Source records
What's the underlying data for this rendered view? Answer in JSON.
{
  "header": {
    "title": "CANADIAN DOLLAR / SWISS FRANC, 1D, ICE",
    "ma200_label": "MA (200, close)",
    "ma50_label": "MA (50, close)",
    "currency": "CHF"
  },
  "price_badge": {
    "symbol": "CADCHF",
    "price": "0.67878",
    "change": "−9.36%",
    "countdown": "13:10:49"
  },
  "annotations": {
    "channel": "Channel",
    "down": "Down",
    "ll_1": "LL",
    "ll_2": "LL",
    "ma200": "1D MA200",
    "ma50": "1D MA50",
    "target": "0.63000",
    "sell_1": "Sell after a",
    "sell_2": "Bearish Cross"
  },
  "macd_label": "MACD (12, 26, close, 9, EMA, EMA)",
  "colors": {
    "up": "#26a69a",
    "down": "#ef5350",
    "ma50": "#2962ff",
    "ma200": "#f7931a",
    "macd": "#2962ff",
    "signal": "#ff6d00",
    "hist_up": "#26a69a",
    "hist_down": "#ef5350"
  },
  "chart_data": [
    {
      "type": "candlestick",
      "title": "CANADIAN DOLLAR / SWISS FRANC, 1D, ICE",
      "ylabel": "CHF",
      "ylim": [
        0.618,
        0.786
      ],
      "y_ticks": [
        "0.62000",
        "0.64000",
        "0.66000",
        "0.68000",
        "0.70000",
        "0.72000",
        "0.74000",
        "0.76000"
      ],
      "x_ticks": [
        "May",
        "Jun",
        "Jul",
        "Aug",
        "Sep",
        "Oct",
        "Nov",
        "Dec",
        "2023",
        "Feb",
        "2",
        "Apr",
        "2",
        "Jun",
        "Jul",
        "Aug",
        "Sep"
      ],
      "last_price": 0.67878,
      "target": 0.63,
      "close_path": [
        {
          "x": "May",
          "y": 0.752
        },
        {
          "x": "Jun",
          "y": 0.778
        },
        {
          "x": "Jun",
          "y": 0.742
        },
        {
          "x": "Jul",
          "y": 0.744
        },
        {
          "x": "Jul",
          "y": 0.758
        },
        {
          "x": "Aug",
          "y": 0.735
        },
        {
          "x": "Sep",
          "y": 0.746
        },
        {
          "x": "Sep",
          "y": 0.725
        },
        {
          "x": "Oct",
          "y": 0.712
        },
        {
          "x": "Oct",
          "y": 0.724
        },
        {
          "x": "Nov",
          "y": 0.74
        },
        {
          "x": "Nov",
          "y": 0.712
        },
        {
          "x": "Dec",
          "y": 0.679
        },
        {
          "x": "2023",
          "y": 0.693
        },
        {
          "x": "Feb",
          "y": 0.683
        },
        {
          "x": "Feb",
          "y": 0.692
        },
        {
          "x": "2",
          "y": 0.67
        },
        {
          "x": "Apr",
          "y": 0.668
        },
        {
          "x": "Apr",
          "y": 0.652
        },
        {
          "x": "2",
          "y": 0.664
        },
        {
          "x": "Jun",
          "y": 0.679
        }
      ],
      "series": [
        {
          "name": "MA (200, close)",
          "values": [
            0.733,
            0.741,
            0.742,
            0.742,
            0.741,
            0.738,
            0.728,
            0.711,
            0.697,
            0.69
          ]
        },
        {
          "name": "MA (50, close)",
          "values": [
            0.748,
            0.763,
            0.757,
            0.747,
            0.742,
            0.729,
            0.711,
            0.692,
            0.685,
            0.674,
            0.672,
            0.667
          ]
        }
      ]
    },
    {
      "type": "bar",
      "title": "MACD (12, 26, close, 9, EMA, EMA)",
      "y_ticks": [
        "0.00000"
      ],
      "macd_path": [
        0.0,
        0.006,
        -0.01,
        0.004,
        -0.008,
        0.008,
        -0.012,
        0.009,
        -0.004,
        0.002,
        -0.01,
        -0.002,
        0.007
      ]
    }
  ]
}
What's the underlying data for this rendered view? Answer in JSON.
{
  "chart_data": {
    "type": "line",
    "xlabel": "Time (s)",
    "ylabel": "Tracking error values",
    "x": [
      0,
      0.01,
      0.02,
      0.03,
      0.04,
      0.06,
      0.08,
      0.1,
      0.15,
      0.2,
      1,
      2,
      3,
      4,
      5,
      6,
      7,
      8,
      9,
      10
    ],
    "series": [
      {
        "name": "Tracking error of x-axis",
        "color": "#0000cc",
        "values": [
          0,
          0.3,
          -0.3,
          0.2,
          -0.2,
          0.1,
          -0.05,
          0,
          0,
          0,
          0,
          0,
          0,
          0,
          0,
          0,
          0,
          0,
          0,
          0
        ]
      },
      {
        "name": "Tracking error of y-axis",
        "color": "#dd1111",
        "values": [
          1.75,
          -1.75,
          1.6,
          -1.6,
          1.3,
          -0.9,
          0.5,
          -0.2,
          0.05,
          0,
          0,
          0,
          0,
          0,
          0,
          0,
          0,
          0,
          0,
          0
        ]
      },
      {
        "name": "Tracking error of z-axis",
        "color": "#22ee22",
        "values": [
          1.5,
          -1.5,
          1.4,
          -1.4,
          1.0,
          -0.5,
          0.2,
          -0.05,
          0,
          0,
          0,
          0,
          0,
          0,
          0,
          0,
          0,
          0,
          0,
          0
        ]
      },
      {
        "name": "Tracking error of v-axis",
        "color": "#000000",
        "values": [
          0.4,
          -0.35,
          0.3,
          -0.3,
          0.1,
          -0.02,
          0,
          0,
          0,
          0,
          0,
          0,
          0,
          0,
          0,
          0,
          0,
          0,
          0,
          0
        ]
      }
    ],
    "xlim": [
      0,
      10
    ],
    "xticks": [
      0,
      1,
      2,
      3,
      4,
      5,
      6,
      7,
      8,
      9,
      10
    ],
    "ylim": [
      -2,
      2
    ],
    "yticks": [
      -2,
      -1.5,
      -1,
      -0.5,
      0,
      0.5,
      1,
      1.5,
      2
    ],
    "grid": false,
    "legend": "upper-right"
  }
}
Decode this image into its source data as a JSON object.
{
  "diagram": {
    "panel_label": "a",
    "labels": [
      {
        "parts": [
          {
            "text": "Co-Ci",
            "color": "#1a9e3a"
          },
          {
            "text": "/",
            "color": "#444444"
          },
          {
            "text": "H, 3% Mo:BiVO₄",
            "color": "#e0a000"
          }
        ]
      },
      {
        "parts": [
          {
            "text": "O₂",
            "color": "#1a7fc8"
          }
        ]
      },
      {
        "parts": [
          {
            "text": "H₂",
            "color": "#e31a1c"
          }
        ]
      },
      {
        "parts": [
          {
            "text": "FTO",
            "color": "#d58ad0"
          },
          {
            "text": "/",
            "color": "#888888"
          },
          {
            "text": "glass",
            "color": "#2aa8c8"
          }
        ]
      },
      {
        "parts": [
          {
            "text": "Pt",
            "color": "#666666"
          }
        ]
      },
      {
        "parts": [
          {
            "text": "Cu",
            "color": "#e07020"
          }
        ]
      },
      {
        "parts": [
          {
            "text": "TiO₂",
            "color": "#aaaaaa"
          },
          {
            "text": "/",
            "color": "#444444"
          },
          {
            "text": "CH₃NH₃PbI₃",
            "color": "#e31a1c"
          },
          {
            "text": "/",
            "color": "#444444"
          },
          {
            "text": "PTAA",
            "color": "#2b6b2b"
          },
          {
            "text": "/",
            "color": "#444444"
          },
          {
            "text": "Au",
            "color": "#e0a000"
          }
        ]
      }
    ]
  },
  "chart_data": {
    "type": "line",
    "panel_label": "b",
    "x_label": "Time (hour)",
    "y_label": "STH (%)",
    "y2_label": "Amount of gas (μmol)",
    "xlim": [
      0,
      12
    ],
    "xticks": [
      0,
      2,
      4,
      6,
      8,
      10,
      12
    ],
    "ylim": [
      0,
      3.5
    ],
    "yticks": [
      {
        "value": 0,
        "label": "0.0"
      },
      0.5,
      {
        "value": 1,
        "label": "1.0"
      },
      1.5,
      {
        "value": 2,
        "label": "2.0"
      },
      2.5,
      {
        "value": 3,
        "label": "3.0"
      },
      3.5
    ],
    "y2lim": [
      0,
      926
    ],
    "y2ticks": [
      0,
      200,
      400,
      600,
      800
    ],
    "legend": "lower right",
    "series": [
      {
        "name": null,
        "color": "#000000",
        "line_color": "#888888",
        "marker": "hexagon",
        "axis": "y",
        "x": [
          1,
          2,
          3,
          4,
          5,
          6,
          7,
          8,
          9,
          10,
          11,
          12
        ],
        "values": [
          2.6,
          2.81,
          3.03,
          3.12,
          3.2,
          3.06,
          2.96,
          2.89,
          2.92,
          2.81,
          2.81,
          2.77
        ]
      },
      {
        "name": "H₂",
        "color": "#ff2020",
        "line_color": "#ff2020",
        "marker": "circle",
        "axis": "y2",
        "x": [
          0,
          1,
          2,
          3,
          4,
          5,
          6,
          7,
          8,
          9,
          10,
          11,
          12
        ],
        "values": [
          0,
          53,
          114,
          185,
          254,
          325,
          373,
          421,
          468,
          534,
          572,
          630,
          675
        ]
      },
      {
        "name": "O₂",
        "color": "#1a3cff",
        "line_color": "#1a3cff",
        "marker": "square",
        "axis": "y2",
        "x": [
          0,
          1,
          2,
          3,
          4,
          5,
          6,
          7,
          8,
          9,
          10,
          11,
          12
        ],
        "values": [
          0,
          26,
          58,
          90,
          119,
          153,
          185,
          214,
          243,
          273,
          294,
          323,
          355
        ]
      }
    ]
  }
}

EXERCISE DESCRIPTION — In the records above, find each line that holds the word "right"; copy all such lines.

THE ANSWER —
    "legend": "upper-right"
    "legend": "lower right",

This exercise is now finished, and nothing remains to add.